> YOUR OBJECTIVE
Reproduce the whole listing, character for character.

> LISTING
■ ■ ■ ■ ■ ■ ■
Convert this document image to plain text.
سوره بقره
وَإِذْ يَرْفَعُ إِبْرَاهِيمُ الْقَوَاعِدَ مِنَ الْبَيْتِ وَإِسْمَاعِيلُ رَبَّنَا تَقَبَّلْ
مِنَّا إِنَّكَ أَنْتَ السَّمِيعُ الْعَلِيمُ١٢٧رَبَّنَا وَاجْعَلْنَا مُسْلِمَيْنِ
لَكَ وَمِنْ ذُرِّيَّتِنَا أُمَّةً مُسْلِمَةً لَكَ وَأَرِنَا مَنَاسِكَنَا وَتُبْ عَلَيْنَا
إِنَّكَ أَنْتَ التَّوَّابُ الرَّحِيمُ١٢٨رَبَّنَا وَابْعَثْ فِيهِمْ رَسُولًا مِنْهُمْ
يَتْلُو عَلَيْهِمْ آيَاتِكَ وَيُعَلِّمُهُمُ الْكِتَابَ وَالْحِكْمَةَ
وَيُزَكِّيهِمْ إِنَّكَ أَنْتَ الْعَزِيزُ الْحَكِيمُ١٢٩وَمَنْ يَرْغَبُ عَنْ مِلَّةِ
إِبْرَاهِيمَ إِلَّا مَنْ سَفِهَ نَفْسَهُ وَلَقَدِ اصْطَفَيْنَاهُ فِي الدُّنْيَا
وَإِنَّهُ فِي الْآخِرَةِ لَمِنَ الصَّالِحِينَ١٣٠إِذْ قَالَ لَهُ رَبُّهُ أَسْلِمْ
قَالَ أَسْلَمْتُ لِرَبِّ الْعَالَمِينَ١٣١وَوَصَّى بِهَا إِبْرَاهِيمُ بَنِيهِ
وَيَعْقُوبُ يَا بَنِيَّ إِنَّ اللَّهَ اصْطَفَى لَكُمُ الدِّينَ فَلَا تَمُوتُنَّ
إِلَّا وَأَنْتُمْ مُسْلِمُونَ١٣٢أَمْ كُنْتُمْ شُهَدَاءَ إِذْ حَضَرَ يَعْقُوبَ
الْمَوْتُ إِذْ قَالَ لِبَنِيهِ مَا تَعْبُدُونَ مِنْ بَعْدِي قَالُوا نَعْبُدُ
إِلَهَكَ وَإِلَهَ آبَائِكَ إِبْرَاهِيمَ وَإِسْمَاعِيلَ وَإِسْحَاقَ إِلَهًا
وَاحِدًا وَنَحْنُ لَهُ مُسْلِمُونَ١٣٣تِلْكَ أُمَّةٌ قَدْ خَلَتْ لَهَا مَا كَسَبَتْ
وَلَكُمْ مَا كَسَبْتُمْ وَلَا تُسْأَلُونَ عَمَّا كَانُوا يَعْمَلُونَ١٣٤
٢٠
■ ■ ■ ■ ■ ■ ■
> FULL ANSWER
Convert this document image to plain text.
سوره بقره
وَإِذْ يَرْفَعُ إِبْرَاهِيمُ الْقَوَاعِدَ مِنَ الْبَيْتِ وَإِسْمَاعِيلُ رَبَّنَا تَقَبَّلْ
مِنَّا إِنَّكَ أَنْتَ السَّمِيعُ الْعَلِيمُ١٢٧رَبَّنَا وَاجْعَلْنَا مُسْلِمَيْنِ
لَكَ وَمِنْ ذُرِّيَّتِنَا أُمَّةً مُسْلِمَةً لَكَ وَأَرِنَا مَنَاسِكَنَا وَتُبْ عَلَيْنَا
إِنَّكَ أَنْتَ التَّوَّابُ الرَّحِيمُ١٢٨رَبَّنَا وَابْعَثْ فِيهِمْ رَسُولًا مِنْهُمْ
يَتْلُو عَلَيْهِمْ آيَاتِكَ وَيُعَلِّمُهُمُ الْكِتَابَ وَالْحِكْمَةَ
وَيُزَكِّيهِمْ إِنَّكَ أَنْتَ الْعَزِيزُ الْحَكِيمُ١٢٩وَمَنْ يَرْغَبُ عَنْ مِلَّةِ
إِبْرَاهِيمَ إِلَّا مَنْ سَفِهَ نَفْسَهُ وَلَقَدِ اصْطَفَيْنَاهُ فِي الدُّنْيَا
وَإِنَّهُ فِي الْآخِرَةِ لَمِنَ الصَّالِحِينَ١٣٠إِذْ قَالَ لَهُ رَبُّهُ أَسْلِمْ
قَالَ أَسْلَمْتُ لِرَبِّ الْعَالَمِينَ١٣١وَوَصَّى بِهَا إِبْرَاهِيمُ بَنِيهِ
وَيَعْقُوبُ يَا بَنِيَّ إِنَّ اللَّهَ اصْطَفَى لَكُمُ الدِّينَ فَلَا تَمُوتُنَّ
إِلَّا وَأَنْتُمْ مُسْلِمُونَ١٣٢أَمْ كُنْتُمْ شُهَدَاءَ إِذْ حَضَرَ يَعْقُوبَ
الْمَوْتُ إِذْ قَالَ لِبَنِيهِ مَا تَعْبُدُونَ مِنْ بَعْدِي قَالُوا نَعْبُدُ
إِلَهَكَ وَإِلَهَ آبَائِكَ إِبْرَاهِيمَ وَإِسْمَاعِيلَ وَإِسْحَاقَ إِلَهًا
وَاحِدًا وَنَحْنُ لَهُ مُسْلِمُونَ١٣٣تِلْكَ أُمَّةٌ قَدْ خَلَتْ لَهَا مَا كَسَبَتْ
وَلَكُمْ مَا كَسَبْتُمْ وَلَا تُسْأَلُونَ عَمَّا كَانُوا يَعْمَلُونَ١٣٤
٢٠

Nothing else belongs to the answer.